Give the entries again, word for word.
####################
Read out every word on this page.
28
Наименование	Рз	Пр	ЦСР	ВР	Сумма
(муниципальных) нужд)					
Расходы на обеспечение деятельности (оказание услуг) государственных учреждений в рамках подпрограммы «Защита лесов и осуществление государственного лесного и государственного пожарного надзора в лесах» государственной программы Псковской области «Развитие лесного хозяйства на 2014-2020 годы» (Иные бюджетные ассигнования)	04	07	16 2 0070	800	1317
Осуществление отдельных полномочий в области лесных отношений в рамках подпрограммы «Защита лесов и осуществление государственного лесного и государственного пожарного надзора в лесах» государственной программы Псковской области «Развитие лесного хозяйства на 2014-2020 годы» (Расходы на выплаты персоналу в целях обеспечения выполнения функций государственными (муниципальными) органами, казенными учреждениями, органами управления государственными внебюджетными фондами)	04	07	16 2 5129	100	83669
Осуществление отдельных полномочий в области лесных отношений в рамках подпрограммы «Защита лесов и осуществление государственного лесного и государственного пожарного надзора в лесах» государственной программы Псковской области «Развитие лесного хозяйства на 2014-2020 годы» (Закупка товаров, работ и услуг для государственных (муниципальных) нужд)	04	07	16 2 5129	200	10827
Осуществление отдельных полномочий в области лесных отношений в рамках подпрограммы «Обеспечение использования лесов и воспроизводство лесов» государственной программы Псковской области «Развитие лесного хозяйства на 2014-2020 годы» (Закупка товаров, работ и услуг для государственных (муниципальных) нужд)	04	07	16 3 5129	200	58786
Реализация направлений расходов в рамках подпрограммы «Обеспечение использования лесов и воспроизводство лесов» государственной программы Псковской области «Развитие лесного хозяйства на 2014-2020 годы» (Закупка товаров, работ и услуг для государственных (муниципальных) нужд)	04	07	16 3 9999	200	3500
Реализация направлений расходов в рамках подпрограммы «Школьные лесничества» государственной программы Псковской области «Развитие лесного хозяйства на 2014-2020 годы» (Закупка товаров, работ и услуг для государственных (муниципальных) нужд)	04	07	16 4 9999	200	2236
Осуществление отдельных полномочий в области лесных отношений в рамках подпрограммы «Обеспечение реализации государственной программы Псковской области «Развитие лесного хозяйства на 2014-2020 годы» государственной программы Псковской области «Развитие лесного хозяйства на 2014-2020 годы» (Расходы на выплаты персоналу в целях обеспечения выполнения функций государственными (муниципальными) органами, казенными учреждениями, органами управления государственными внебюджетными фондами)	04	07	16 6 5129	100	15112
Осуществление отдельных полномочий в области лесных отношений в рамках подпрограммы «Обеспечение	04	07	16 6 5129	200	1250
####################
COMPLETE ANSWER.
Read out every word on this page.
28
Наименование	Рз	Пр	ЦСР	ВР	Сумма
(муниципальных) нужд)					
Расходы на обеспечение деятельности (оказание услуг) государственных учреждений в рамках подпрограммы «Защита лесов и осуществление государственного лесного и государственного пожарного надзора в лесах» государственной программы Псковской области «Развитие лесного хозяйства на 2014-2020 годы» (Иные бюджетные ассигнования)	04	07	16 2 0070	800	1317
Осуществление отдельных полномочий в области лесных отношений в рамках подпрограммы «Защита лесов и осуществление государственного лесного и государственного пожарного надзора в лесах» государственной программы Псковской области «Развитие лесного хозяйства на 2014-2020 годы» (Расходы на выплаты персоналу в целях обеспечения выполнения функций государственными (муниципальными) органами, казенными учреждениями, органами управления государственными внебюджетными фондами)	04	07	16 2 5129	100	83669
Осуществление отдельных полномочий в области лесных отношений в рамках подпрограммы «Защита лесов и осуществление государственного лесного и государственного пожарного надзора в лесах» государственной программы Псковской области «Развитие лесного хозяйства на 2014-2020 годы» (Закупка товаров, работ и услуг для государственных (муниципальных) нужд)	04	07	16 2 5129	200	10827
Осуществление отдельных полномочий в области лесных отношений в рамках подпрограммы «Обеспечение использования лесов и воспроизводство лесов» государственной программы Псковской области «Развитие лесного хозяйства на 2014-2020 годы» (Закупка товаров, работ и услуг для государственных (муниципальных) нужд)	04	07	16 3 5129	200	58786
Реализация направлений расходов в рамках подпрограммы «Обеспечение использования лесов и воспроизводство лесов» государственной программы Псковской области «Развитие лесного хозяйства на 2014-2020 годы» (Закупка товаров, работ и услуг для государственных (муниципальных) нужд)	04	07	16 3 9999	200	3500
Реализация направлений расходов в рамках подпрограммы «Школьные лесничества» государственной программы Псковской области «Развитие лесного хозяйства на 2014-2020 годы» (Закупка товаров, работ и услуг для государственных (муниципальных) нужд)	04	07	16 4 9999	200	2236
Осуществление отдельных полномочий в области лесных отношений в рамках подпрограммы «Обеспечение реализации государственной программы Псковской области «Развитие лесного хозяйства на 2014-2020 годы» государственной программы Псковской области «Развитие лесного хозяйства на 2014-2020 годы» (Расходы на выплаты персоналу в целях обеспечения выполнения функций государственными (муниципальными) органами, казенными учреждениями, органами управления государственными внебюджетными фондами)	04	07	16 6 5129	100	15112
Осуществление отдельных полномочий в области лесных отношений в рамках подпрограммы «Обеспечение	04	07	16 6 5129	200	1250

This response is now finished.